→ SET EXERCISE
Count how many lines hold the string "screenshot". Answer with that number and nothing more.

→ Records about charts and figures
-- Start --
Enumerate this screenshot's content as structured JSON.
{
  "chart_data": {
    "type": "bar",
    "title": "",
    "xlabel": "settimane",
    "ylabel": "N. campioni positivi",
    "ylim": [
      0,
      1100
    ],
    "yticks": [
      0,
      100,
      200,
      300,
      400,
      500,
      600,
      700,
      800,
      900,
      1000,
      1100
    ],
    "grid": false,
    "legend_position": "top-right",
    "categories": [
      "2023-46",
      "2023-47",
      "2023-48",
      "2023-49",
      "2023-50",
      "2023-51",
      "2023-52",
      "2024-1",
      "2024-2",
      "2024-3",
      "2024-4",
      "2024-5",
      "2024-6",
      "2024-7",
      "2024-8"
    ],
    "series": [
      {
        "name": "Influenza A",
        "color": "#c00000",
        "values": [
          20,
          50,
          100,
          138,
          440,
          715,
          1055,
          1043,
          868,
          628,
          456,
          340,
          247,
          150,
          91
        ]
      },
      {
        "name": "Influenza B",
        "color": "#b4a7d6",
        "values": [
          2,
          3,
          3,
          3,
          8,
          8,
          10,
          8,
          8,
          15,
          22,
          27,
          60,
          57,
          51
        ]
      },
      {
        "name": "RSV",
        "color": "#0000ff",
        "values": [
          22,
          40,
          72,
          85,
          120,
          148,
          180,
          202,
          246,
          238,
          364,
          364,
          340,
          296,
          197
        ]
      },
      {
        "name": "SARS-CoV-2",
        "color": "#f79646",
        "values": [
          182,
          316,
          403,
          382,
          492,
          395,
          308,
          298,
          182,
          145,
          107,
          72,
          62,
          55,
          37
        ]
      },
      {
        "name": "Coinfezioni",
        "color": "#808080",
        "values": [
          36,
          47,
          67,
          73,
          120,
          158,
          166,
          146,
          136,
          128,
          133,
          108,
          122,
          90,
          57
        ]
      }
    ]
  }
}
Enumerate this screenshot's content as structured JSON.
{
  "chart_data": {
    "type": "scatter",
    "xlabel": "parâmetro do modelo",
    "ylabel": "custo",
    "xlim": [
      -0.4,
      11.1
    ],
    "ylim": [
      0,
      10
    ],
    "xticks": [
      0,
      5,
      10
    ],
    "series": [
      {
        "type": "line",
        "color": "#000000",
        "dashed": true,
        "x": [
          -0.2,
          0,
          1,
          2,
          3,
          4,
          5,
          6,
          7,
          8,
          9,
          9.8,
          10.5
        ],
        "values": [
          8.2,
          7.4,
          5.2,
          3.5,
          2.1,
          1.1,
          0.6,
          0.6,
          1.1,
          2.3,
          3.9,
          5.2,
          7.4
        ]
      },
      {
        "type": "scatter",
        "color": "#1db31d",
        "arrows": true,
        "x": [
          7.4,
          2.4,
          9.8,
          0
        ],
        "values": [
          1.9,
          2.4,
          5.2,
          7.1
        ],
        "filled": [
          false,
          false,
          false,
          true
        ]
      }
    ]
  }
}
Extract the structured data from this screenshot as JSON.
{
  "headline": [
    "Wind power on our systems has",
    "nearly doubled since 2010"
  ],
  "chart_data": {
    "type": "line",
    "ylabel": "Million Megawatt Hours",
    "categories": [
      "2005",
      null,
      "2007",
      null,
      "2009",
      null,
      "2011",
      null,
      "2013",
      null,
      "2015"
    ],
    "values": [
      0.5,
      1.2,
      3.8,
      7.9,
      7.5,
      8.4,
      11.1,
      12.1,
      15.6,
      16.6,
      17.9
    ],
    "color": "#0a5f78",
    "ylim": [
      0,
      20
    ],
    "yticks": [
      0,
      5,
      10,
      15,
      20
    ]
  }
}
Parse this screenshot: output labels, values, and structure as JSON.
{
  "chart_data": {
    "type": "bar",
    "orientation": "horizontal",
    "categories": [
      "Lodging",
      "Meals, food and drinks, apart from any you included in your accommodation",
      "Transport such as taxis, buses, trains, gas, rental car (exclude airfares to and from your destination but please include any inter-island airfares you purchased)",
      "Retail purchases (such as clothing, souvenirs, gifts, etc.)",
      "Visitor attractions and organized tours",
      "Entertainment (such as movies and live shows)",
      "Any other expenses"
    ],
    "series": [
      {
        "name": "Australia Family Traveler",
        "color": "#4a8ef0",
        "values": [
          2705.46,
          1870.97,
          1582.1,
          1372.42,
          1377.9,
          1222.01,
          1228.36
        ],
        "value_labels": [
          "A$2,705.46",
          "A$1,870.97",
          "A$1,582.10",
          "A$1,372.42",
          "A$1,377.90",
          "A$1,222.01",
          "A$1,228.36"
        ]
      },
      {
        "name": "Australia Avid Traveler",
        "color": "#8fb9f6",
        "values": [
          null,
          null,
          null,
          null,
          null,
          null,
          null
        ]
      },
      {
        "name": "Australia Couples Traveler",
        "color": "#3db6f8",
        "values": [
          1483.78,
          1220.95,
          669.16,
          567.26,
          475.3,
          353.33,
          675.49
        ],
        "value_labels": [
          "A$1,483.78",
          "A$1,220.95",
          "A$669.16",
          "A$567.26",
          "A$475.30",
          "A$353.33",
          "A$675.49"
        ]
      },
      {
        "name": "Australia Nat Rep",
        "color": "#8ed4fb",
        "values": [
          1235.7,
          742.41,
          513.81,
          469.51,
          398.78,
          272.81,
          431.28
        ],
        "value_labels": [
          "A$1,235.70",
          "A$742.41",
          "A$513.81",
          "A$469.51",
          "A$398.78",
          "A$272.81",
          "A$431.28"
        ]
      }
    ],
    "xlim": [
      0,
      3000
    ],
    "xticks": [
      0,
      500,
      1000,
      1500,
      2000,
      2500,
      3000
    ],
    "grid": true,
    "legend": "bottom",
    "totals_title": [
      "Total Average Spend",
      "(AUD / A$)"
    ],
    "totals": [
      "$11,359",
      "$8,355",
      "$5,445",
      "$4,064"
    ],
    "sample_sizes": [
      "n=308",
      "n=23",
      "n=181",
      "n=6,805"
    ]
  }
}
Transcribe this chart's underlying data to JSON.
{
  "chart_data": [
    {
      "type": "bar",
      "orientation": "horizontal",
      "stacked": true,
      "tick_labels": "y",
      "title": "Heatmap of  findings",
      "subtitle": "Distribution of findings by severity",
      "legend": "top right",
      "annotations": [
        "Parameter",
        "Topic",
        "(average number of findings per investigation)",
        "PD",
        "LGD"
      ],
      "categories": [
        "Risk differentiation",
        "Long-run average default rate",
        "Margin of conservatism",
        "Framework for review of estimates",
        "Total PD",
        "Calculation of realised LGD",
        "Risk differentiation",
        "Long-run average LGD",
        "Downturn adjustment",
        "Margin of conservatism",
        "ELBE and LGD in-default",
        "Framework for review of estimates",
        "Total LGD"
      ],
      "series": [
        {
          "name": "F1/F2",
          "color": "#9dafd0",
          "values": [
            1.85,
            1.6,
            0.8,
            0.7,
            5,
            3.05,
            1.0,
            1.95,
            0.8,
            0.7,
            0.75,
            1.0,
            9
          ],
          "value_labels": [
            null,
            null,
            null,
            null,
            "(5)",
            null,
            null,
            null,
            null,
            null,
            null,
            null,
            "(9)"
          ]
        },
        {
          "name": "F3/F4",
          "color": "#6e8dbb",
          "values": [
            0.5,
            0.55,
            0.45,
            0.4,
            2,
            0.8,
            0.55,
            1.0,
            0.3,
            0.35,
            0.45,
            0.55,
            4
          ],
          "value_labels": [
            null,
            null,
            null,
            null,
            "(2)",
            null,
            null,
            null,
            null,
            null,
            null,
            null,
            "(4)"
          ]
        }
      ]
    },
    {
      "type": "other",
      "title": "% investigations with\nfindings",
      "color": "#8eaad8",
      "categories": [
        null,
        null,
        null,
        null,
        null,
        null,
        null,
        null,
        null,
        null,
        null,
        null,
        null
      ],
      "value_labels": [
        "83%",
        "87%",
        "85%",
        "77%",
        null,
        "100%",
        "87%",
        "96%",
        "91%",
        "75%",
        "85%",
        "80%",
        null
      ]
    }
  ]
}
-- End --
→ ANSWER FOR THIS EXERCISE
4